(Figure contents as structured data)
..............................

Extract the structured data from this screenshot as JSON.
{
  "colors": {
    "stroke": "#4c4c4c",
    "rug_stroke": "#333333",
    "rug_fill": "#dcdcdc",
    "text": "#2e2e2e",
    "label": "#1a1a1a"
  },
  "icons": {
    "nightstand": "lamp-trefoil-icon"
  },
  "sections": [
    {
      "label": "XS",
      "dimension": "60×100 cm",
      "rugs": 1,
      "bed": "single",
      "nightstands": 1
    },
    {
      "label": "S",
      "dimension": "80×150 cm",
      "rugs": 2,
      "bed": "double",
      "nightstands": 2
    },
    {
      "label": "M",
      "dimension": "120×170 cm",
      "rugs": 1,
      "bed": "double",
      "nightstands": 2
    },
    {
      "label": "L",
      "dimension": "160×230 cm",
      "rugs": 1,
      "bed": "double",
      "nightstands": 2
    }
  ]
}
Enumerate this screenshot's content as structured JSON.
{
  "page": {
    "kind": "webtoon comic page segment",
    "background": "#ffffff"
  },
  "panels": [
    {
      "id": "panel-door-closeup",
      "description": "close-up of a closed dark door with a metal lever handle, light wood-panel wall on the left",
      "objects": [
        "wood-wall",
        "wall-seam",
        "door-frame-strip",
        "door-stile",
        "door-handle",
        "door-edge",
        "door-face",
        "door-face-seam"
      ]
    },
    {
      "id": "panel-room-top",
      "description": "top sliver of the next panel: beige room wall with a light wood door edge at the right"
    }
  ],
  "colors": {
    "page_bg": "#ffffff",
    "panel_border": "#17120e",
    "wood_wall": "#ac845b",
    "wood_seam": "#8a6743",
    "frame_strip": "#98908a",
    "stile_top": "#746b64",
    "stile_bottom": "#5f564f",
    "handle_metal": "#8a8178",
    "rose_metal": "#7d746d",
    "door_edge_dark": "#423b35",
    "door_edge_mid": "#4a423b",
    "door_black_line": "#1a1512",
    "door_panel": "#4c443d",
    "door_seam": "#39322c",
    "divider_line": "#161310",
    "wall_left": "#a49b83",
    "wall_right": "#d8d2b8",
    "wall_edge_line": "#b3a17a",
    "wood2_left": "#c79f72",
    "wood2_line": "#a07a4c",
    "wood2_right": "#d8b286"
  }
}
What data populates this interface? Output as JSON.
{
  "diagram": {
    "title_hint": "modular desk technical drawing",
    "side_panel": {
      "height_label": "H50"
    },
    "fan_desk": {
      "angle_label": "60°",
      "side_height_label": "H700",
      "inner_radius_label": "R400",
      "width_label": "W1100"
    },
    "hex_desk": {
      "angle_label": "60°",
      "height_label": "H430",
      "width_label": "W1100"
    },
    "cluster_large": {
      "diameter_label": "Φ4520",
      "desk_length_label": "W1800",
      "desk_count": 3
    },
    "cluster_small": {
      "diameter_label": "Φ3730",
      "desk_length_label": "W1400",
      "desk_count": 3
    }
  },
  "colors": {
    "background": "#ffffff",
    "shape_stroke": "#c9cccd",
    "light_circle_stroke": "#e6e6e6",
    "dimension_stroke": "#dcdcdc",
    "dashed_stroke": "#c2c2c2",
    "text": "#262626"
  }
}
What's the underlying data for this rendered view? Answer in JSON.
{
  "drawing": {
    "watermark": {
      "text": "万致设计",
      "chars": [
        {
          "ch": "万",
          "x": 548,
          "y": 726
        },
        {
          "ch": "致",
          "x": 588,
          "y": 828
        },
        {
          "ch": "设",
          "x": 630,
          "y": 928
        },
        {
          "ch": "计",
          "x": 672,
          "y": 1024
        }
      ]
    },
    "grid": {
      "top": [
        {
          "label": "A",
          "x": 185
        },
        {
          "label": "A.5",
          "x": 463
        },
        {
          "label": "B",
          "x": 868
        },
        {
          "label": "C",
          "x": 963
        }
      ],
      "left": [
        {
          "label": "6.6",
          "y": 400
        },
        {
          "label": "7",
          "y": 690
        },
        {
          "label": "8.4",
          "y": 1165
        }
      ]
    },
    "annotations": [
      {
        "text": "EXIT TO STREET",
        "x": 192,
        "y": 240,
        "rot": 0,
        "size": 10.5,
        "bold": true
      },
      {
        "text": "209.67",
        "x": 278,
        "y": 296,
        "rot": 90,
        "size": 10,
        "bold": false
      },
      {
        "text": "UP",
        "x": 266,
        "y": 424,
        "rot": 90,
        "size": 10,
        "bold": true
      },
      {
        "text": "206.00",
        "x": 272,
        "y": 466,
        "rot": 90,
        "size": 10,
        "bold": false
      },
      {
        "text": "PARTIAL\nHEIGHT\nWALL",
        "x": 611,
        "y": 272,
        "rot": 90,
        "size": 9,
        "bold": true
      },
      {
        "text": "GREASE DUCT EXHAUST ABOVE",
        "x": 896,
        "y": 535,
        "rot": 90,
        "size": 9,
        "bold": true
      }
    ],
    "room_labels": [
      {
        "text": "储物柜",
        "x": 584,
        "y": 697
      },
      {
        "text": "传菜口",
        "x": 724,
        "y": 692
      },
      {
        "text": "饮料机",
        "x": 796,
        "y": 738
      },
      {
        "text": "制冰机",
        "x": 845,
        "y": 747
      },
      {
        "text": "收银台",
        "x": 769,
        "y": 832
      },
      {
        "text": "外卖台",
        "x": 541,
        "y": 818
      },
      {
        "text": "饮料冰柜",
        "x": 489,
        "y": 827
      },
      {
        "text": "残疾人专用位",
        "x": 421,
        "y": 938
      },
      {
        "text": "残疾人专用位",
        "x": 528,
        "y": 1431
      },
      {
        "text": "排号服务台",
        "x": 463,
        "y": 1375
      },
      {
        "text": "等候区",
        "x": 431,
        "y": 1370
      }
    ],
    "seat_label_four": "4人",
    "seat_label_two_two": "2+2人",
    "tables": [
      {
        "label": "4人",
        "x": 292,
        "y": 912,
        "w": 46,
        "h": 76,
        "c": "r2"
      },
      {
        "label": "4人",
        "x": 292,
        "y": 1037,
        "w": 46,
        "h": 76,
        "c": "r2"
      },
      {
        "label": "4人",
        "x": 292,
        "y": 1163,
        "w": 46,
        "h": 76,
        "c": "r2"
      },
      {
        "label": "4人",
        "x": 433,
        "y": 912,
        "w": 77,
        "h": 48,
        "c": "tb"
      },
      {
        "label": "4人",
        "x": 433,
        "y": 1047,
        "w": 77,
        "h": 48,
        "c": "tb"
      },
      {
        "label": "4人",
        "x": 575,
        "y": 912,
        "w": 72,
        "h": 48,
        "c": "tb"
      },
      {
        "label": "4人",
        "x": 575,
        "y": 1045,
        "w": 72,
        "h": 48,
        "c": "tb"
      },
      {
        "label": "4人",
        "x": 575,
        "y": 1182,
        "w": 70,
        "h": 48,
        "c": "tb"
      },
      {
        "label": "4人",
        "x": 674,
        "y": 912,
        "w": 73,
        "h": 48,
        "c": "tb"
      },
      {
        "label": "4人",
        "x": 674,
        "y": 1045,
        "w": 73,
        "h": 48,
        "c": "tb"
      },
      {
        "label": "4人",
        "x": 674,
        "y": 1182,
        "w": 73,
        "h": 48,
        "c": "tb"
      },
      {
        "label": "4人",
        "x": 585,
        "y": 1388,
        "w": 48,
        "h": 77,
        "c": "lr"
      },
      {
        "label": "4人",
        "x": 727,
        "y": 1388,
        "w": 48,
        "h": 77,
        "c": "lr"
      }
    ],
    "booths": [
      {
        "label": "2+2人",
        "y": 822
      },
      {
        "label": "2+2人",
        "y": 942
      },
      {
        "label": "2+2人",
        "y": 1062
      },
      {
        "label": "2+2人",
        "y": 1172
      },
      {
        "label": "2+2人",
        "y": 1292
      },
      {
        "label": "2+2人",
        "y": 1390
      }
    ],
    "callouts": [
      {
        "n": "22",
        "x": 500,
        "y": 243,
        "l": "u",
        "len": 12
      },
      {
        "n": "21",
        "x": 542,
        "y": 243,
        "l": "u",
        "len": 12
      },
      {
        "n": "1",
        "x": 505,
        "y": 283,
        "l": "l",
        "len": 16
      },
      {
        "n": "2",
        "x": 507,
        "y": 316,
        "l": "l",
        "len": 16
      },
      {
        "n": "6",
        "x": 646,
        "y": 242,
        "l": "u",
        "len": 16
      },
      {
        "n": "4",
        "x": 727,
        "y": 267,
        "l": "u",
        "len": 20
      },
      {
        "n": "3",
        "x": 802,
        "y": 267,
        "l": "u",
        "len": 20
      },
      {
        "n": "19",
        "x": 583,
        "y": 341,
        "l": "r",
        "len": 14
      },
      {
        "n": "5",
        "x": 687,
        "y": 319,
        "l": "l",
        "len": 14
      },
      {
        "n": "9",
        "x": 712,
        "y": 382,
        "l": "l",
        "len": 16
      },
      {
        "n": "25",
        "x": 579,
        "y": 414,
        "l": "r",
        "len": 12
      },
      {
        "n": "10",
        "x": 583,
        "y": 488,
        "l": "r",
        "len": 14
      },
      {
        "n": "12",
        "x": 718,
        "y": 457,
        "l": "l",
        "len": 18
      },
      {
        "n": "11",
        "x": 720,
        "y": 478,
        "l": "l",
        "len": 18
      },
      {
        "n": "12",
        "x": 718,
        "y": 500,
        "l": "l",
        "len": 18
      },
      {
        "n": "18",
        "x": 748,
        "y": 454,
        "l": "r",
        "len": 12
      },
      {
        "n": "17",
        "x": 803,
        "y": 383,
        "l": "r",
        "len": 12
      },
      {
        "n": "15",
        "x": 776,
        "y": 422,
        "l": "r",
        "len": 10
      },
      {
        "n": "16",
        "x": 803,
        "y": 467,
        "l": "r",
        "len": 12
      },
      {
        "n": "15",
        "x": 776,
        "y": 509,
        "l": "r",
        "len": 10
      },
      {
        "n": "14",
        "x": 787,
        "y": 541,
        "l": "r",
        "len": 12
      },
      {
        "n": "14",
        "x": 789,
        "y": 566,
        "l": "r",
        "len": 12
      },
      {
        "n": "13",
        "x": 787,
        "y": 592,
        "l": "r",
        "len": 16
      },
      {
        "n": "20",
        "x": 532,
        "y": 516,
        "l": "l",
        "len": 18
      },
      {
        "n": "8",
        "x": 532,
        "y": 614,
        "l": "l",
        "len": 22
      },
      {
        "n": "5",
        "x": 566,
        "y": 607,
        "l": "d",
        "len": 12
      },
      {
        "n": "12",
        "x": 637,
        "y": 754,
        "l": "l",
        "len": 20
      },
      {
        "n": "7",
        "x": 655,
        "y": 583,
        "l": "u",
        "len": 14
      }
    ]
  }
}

..............................

--- TASK ---
In the records above, find each line holding "What" and copy it.

--- REPLY ---
What data populates this interface? Output as JSON.
What's the underlying data for this rendered view? Answer in JSON.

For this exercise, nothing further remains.